* Task *
Rewrite the stretch from "Patent image size: (1106, 1046)." through "The viewer Bn is at (822, 315).", substituting "viewing regions" for "viewing zones" and leaving everything else as it stands.

┏━━

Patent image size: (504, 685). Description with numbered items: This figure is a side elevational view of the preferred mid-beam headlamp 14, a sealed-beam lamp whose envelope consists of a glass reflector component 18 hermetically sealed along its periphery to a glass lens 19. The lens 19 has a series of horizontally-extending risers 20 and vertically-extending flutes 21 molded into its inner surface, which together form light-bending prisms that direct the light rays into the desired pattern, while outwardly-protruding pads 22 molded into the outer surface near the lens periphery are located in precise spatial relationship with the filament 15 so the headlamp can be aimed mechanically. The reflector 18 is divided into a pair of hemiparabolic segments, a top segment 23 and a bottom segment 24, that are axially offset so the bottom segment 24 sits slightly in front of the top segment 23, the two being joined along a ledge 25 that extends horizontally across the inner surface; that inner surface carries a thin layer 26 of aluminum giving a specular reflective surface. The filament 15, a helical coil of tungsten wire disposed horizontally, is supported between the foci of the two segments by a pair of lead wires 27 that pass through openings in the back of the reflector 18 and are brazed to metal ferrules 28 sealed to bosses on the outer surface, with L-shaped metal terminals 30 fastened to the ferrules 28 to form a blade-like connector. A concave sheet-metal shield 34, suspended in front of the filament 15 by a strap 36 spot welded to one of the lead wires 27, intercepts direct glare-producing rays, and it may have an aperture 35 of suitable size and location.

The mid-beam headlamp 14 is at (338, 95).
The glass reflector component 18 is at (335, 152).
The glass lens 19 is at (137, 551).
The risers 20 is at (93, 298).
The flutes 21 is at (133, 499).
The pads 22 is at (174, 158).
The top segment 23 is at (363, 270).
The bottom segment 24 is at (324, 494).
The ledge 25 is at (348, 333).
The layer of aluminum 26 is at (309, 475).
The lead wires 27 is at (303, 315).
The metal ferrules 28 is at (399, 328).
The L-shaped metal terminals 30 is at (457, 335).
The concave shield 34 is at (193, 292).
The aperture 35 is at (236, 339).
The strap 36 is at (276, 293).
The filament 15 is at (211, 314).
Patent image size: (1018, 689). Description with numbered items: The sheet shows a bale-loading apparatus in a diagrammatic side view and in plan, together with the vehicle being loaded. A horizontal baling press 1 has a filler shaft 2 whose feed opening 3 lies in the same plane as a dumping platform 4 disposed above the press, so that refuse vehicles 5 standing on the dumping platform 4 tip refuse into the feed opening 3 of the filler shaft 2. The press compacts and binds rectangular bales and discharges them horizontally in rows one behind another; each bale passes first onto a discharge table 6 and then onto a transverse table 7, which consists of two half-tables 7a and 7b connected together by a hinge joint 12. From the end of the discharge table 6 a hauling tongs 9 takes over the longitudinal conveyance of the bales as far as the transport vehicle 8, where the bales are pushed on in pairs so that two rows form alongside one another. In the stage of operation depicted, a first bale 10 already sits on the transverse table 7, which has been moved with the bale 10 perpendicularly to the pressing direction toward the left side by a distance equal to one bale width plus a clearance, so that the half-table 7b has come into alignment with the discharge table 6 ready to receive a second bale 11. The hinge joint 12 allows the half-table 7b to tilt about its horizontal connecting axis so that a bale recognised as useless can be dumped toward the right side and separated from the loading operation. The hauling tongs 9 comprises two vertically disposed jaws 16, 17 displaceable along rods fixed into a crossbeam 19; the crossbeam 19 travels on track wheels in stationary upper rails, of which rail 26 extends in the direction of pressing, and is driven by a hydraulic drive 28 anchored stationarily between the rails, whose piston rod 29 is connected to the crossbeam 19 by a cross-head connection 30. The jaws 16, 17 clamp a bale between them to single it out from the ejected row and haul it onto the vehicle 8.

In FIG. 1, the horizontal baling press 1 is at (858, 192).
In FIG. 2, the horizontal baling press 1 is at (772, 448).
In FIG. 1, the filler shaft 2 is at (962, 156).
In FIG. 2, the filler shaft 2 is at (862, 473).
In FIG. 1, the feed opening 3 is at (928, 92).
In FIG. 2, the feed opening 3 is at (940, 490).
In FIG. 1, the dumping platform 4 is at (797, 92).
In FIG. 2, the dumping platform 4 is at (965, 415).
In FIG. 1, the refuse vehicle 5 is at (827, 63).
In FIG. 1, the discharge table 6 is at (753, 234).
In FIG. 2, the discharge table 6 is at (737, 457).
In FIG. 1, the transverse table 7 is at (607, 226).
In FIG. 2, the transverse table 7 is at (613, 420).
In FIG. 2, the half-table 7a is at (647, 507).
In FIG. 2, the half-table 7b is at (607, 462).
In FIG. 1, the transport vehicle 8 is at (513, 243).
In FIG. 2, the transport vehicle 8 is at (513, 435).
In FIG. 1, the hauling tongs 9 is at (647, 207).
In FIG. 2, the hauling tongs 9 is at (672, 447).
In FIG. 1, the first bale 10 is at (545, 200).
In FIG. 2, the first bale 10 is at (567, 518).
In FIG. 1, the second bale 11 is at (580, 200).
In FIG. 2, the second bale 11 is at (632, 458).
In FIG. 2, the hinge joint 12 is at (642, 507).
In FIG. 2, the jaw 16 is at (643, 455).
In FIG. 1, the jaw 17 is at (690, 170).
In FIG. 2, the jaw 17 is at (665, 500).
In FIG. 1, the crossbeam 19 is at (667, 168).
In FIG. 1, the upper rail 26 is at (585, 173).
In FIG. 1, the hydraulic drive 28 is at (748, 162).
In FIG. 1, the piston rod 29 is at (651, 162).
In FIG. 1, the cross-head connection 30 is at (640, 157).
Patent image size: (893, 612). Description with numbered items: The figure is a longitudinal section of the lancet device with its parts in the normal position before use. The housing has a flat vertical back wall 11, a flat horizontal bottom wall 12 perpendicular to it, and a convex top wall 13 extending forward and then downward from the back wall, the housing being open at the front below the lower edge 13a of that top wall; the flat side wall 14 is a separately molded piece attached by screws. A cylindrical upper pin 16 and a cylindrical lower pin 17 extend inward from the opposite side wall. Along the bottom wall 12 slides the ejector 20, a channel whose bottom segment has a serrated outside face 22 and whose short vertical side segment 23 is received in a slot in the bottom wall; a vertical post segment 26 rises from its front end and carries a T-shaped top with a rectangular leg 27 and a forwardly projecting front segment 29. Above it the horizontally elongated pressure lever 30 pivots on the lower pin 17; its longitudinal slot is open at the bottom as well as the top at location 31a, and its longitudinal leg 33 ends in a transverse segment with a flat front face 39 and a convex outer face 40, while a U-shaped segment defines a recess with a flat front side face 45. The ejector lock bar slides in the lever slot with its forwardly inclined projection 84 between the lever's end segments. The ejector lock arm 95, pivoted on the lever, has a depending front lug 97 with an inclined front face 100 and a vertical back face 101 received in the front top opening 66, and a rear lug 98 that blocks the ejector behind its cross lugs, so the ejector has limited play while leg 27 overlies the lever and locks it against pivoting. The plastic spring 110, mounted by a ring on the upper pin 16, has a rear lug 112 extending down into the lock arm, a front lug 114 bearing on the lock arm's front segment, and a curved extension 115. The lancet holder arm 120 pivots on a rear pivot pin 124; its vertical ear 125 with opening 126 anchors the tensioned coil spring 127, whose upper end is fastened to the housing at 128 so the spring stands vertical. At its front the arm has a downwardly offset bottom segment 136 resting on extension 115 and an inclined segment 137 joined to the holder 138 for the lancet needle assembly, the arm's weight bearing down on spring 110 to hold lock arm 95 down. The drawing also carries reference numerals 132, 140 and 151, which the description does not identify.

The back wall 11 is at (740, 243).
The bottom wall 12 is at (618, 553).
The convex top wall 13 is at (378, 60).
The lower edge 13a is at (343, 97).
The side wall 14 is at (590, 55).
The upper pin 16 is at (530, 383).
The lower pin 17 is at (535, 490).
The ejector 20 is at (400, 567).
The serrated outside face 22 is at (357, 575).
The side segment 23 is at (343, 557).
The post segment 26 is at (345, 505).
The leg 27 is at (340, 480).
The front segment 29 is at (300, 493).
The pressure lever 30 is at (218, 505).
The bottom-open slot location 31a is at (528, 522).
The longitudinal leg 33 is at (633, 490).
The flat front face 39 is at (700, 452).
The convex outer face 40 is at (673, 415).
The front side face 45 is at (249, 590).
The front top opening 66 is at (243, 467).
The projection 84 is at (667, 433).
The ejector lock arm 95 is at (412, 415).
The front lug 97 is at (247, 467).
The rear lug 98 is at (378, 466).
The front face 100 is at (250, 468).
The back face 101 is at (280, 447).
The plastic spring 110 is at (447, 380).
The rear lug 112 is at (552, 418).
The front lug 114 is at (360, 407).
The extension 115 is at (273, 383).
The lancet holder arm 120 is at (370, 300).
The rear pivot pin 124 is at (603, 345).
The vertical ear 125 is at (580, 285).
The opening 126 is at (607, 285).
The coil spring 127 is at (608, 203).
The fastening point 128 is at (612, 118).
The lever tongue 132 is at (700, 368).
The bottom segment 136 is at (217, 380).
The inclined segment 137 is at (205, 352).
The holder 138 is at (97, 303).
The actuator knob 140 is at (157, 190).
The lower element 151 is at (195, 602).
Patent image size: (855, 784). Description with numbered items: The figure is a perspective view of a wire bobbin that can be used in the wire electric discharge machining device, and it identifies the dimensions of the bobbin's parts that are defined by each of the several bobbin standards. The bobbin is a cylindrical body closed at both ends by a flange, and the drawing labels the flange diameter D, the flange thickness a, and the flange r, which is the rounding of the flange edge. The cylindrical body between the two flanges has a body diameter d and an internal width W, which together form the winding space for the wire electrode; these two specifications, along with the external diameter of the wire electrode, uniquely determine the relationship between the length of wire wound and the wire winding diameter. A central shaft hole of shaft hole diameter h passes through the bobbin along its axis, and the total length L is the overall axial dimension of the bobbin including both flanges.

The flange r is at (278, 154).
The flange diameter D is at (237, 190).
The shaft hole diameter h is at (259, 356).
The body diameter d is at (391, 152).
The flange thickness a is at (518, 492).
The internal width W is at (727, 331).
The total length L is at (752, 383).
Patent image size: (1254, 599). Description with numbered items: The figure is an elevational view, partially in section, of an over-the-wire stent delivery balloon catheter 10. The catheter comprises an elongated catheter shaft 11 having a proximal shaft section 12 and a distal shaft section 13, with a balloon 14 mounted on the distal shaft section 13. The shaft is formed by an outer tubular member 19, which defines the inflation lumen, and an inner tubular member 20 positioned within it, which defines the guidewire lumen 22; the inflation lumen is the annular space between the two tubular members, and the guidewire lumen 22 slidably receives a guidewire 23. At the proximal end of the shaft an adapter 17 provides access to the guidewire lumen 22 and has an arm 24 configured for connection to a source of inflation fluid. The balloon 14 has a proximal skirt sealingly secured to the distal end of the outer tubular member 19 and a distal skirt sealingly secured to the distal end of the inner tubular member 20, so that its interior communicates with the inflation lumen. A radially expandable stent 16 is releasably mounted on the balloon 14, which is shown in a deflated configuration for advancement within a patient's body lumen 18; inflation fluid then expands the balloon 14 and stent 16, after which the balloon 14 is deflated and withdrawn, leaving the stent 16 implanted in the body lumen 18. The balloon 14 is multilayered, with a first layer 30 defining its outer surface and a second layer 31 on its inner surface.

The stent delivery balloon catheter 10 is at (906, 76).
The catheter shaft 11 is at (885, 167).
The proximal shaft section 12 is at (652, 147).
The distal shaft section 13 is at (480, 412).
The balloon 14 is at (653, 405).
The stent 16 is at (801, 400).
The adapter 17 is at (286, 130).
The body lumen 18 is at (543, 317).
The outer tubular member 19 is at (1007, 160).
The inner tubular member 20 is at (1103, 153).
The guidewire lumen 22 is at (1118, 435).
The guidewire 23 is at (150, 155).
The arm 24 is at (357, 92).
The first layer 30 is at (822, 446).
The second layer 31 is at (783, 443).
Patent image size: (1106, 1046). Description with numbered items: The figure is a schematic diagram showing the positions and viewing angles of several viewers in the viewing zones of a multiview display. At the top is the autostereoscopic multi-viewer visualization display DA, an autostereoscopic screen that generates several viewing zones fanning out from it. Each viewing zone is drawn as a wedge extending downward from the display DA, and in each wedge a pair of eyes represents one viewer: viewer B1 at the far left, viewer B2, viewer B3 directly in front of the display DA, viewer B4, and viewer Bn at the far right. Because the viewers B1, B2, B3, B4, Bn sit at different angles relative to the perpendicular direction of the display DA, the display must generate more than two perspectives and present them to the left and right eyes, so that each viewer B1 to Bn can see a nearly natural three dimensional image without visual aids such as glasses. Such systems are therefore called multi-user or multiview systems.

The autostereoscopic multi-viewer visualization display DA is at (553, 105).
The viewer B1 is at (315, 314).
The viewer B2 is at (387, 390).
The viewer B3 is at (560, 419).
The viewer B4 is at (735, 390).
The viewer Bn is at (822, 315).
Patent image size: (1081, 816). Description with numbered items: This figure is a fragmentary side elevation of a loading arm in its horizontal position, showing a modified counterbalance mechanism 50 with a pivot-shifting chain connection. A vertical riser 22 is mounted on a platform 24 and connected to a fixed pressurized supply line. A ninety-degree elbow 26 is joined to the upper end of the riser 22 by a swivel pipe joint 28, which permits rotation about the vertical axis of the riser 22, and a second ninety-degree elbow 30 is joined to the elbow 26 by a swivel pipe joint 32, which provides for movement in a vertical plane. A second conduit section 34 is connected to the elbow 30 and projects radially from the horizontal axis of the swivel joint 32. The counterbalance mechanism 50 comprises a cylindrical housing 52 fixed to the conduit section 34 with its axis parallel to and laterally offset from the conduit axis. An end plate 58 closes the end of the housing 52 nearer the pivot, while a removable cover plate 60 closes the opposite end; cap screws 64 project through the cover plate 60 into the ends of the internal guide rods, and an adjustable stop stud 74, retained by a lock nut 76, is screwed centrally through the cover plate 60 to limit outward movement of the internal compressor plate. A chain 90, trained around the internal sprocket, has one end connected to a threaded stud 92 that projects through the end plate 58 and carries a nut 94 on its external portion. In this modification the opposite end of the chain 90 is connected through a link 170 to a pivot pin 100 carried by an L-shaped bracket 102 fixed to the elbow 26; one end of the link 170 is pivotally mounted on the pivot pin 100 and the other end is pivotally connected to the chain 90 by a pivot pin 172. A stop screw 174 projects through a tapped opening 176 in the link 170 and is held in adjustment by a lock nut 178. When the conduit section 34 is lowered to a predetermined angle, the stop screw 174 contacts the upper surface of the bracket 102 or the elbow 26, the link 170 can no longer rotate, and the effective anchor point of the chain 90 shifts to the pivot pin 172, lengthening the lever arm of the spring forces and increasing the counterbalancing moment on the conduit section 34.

┗━━

* Written reply *
Patent image size: (1106, 1046). Description with numbered items: The figure is a schematic diagram showing the positions and viewing angles of several viewers in the viewing regions of a multiview display. At the top is the autostereoscopic multi-viewer visualization display DA, an autostereoscopic screen that generates several viewing regions fanning out from it. Each viewing zone is drawn as a wedge extending downward from the display DA, and in each wedge a pair of eyes represents one viewer: viewer B1 at the far left, viewer B2, viewer B3 directly in front of the display DA, viewer B4, and viewer Bn at the far right. Because the viewers B1, B2, B3, B4, Bn sit at different angles relative to the perpendicular direction of the display DA, the display must generate more than two perspectives and present them to the left and right eyes, so that each viewer B1 to Bn can see a nearly natural three dimensional image without visual aids such as glasses. Such systems are therefore called multi-user or multiview systems.

The autostereoscopic multi-viewer visualization display DA is at (553, 105).
The viewer B1 is at (315, 314).
The viewer B2 is at (387, 390).
The viewer B3 is at (560, 419).
The viewer B4 is at (735, 390).
The viewer Bn is at (822, 315).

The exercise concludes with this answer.